§ **Task**: Say how many lines contain "audio", using only the number.

§ **Listed entries**:
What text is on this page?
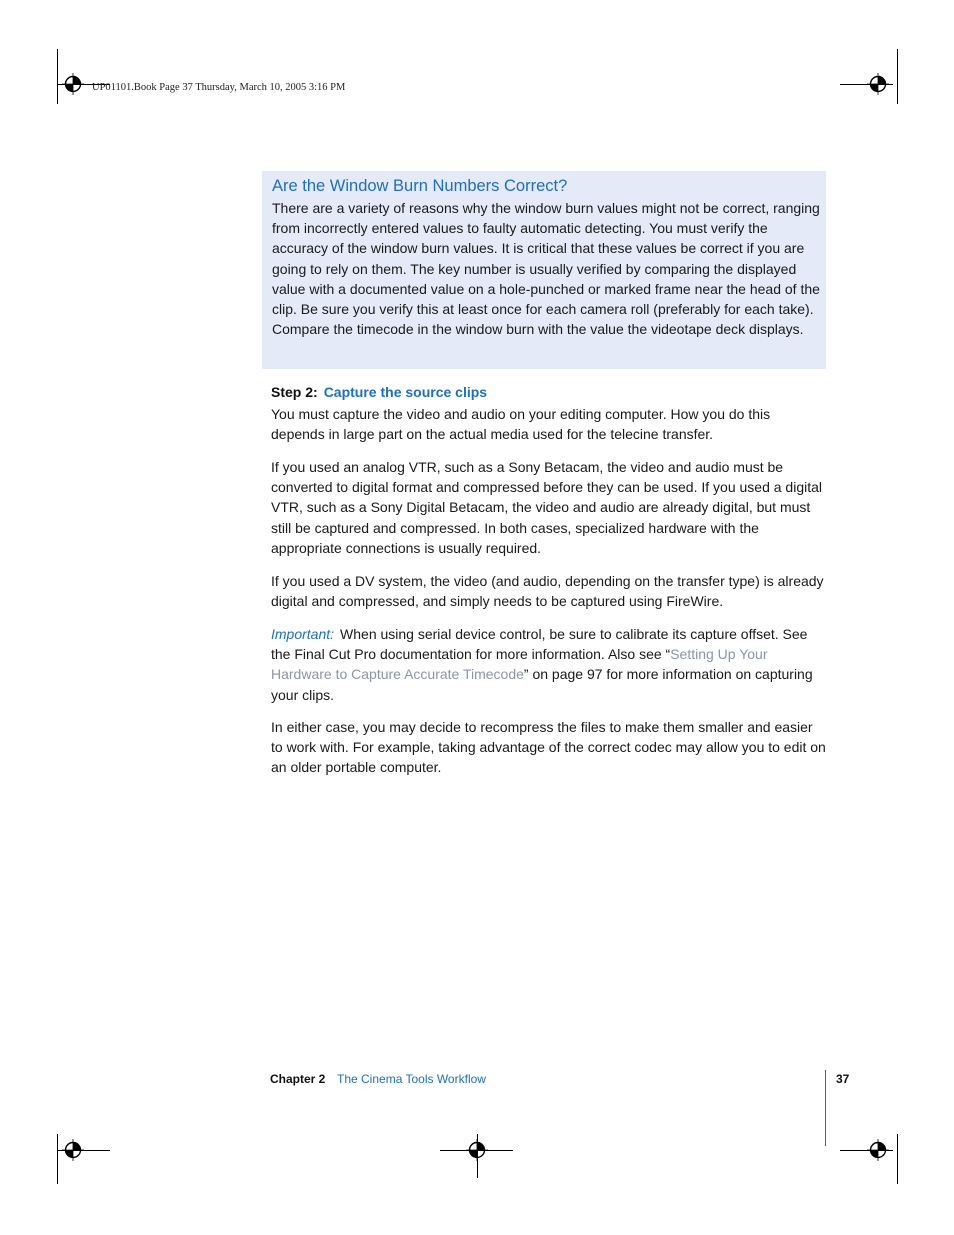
UP01101.Book Page 37 Thursday, March 10, 2005 3:16 PM
Are the Window Burn Numbers Correct?
There are a variety of reasons why the window burn values might not be correct, ranging from incorrectly entered values to faulty automatic detecting. You must verify the accuracy of the window burn values. It is critical that these values be correct if you are going to rely on them. The key number is usually verified by comparing the displayed value with a documented value on a hole-punched or marked frame near the head of the clip. Be sure you verify this at least once for each camera roll (preferably for each take). Compare the timecode in the window burn with the value the videotape deck displays.
Step 2: Capture the source clips
You must capture the video and audio on your editing computer. How you do this depends in large part on the actual media used for the telecine transfer.
If you used an analog VTR, such as a Sony Betacam, the video and audio must be converted to digital format and compressed before they can be used. If you used a digital VTR, such as a Sony Digital Betacam, the video and audio are already digital, but must still be captured and compressed. In both cases, specialized hardware with the appropriate connections is usually required.
If you used a DV system, the video (and audio, depending on the transfer type) is already digital and compressed, and simply needs to be captured using FireWire.
Important: When using serial device control, be sure to calibrate its capture offset. See the Final Cut Pro documentation for more information. Also see “Setting Up Your Hardware to Capture Accurate Timecode” on page 97 for more information on capturing your clips.
In either case, you may decide to recompress the files to make them smaller and easier to work with. For example, taking advantage of the correct codec may allow you to edit on an older portable computer.
Chapter 2 The Cinema Tools Workflow	37
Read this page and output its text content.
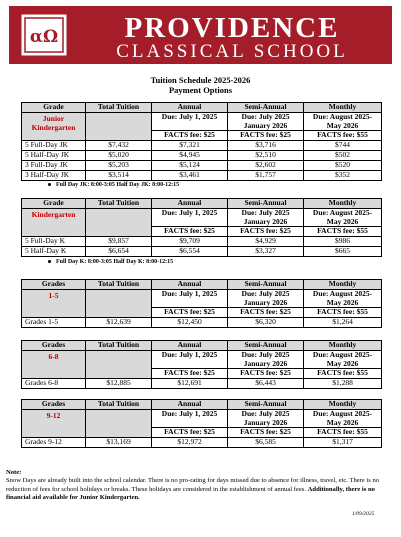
αΩ	PROVIDENCE
CLASSICAL SCHOOL
Tuition Schedule 2025-2026
Payment Options
Grade	Total Tuition	Annual	Semi-Annual	Monthly
Junior Kindergarten		Due: July 1, 2025	Due: July 2025 January 2026	Due: August 2025-May 2026
		FACTS fee: $25	FACTS fee: $25	FACTS fee: $55
5 Full-Day JK	$7,432	$7,321	$3,716	$744
5 Half-Day JK	$5,020	$4,945	$2,510	$502
3 Full-Day JK	$5,203	$5,124	$2,602	$520
3 Half-Day JK	$3,514	$3,461	$1,757	$352
Full Day JK: 8:00-3:05 Half Day JK: 8:00-12:15
Grade	Total Tuition	Annual	Semi-Annual	Monthly
Kindergarten		Due: July 1, 2025	Due: July 2025 January 2026	Due: August 2025-May 2026
		FACTS fee: $25	FACTS fee: $25	FACTS fee: $55
5 Full-Day K	$9,857	$9,709	$4,929	$986
5 Half-Day K	$6,654	$6,554	$3,327	$665
Full Day K: 8:00-3:05 Half Day K: 8:00-12:15
Grades	Total Tuition	Annual	Semi-Annual	Monthly
1-5		Due: July 1, 2025	Due: July 2025 January 2026	Due: August 2025-May 2026
		FACTS fee: $25	FACTS fee: $25	FACTS fee: $55
Grades 1-5	$12,639	$12,450	$6,320	$1,264
Grades	Total Tuition	Annual	Semi-Annual	Monthly
6-8		Due: July 1, 2025	Due: July 2025 January 2026	Due: August 2025-May 2026
		FACTS fee: $25	FACTS fee: $25	FACTS fee: $55
Grades 6-8	$12,885	$12,691	$6,443	$1,288
Grades	Total Tuition	Annual	Semi-Annual	Monthly
9-12		Due: July 1, 2025	Due: July 2025 January 2026	Due: August 2025-May 2026
		FACTS fee: $25	FACTS fee: $25	FACTS fee: $55
Grades 9-12	$13,169	$12,972	$6,585	$1,317
Note:
Snow Days are already built into the school calendar. There is no pro-rating for days missed due to absence for illness, travel, etc. There is no reduction of fees for school holidays or breaks. These holidays are considered in the establishment of annual fees. Additionally, there is no financial aid available for Junior Kindergarten.
1/09/2025
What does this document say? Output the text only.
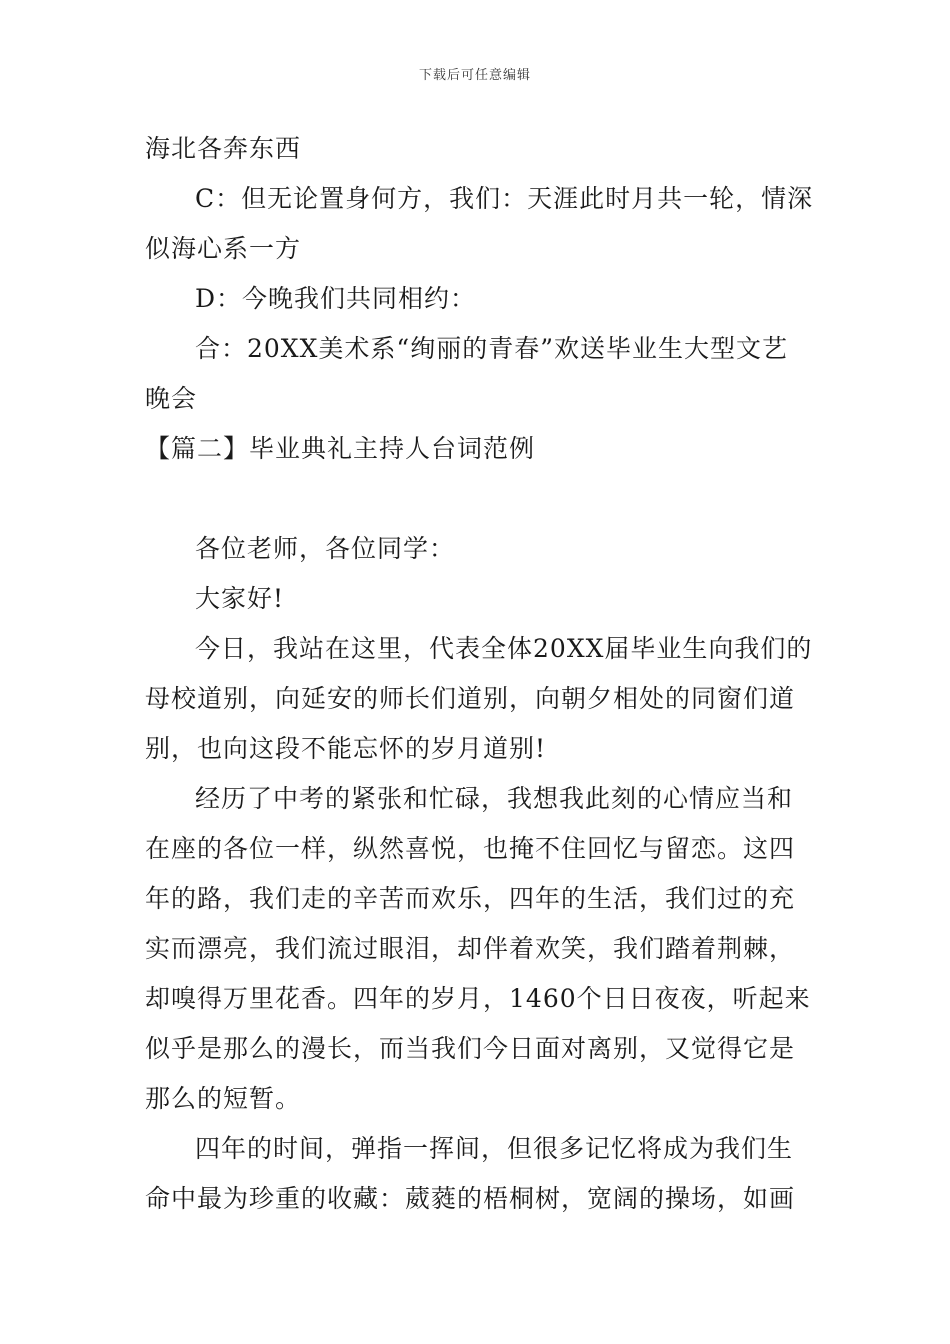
下载后可任意编辑
海北各奔东西
C：但无论置身何方，我们：天涯此时月共一轮，情深
似海心系一方
D：今晚我们共同相约：
合：20XX美术系“绚丽的青春”欢送毕业生大型文艺
晚会
【篇二】毕业典礼主持人台词范例
各位老师，各位同学：
大家好!
今日，我站在这里，代表全体20XX届毕业生向我们的
母校道别，向延安的师长们道别，向朝夕相处的同窗们道
别，也向这段不能忘怀的岁月道别!
经历了中考的紧张和忙碌，我想我此刻的心情应当和
在座的各位一样，纵然喜悦，也掩不住回忆与留恋。这四
年的路，我们走的辛苦而欢乐，四年的生活，我们过的充
实而漂亮，我们流过眼泪，却伴着欢笑，我们踏着荆棘，
却嗅得万里花香。四年的岁月，1460个日日夜夜，听起来
似乎是那么的漫长，而当我们今日面对离别，又觉得它是
那么的短暂。
四年的时间，弹指一挥间，但很多记忆将成为我们生
命中最为珍重的收藏：葳蕤的梧桐树，宽阔的操场，如画
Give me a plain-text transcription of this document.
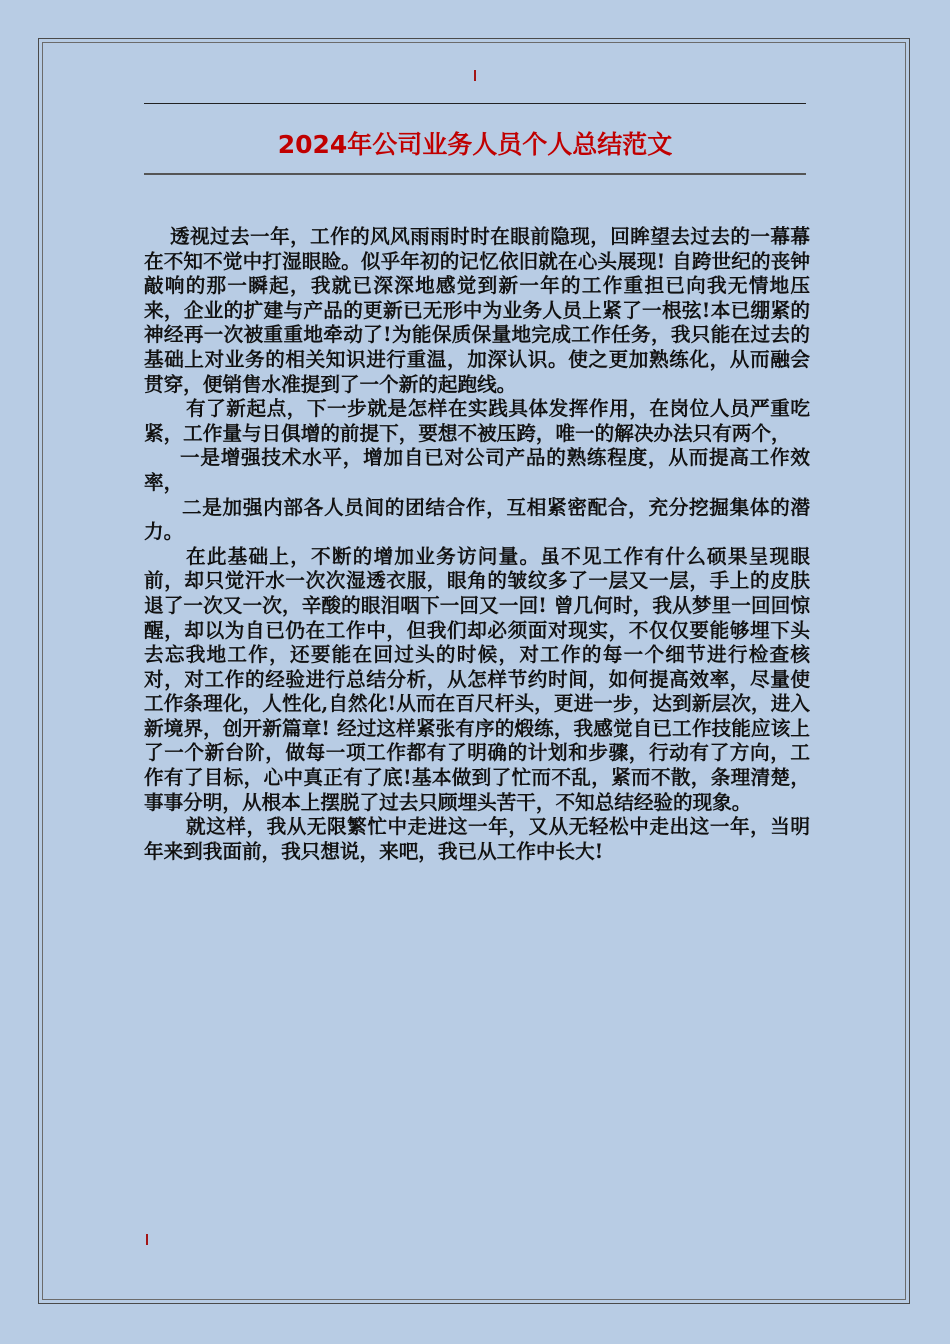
2024年公司业务人员个人总结范文

透视过去一年，工作的风风雨雨时时在眼前隐现，回眸望去过去的一幕幕在不知不觉中打湿眼睑。似乎年初的记忆依旧就在心头展现! 自跨世纪的丧钟敲响的那一瞬起，我就已深深地感觉到新一年的工作重担已向我无情地压来，企业的扩建与产品的更新已无形中为业务人员上紧了一根弦!本已绷紧的神经再一次被重重地牵动了!为能保质保量地完成工作任务，我只能在过去的基础上对业务的相关知识进行重温，加深认识。使之更加熟练化，从而融会贯穿，便销售水准提到了一个新的起跑线。

有了新起点，下一步就是怎样在实践具体发挥作用，在岗位人员严重吃紧，工作量与日俱增的前提下，要想不被压跨，唯一的解决办法只有两个，

一是增强技术水平，增加自已对公司产品的熟练程度，从而提高工作效率，

二是加强内部各人员间的团结合作，互相紧密配合，充分挖掘集体的潜力。

在此基础上，不断的增加业务访问量。虽不见工作有什么硕果呈现眼前，却只觉汗水一次次湿透衣服，眼角的皱纹多了一层又一层，手上的皮肤退了一次又一次，辛酸的眼泪咽下一回又一回! 曾几何时，我从梦里一回回惊醒，却以为自已仍在工作中，但我们却必须面对现实，不仅仅要能够埋下头去忘我地工作，还要能在回过头的时候，对工作的每一个细节进行检查核对，对工作的经验进行总结分析，从怎样节约时间，如何提高效率，尽量使工作条理化，人性化,自然化!从而在百尺杆头，更进一步，达到新层次，进入新境界，创开新篇章! 经过这样紧张有序的煅练，我感觉自已工作技能应该上了一个新台阶，做每一项工作都有了明确的计划和步骤，行动有了方向，工作有了目标，心中真正有了底!基本做到了忙而不乱，紧而不散，条理清楚，事事分明，从根本上摆脱了过去只顾埋头苦干，不知总结经验的现象。

就这样，我从无限繁忙中走进这一年，又从无轻松中走出这一年，当明年来到我面前，我只想说，来吧，我已从工作中长大!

§ **Answer to the task**: 3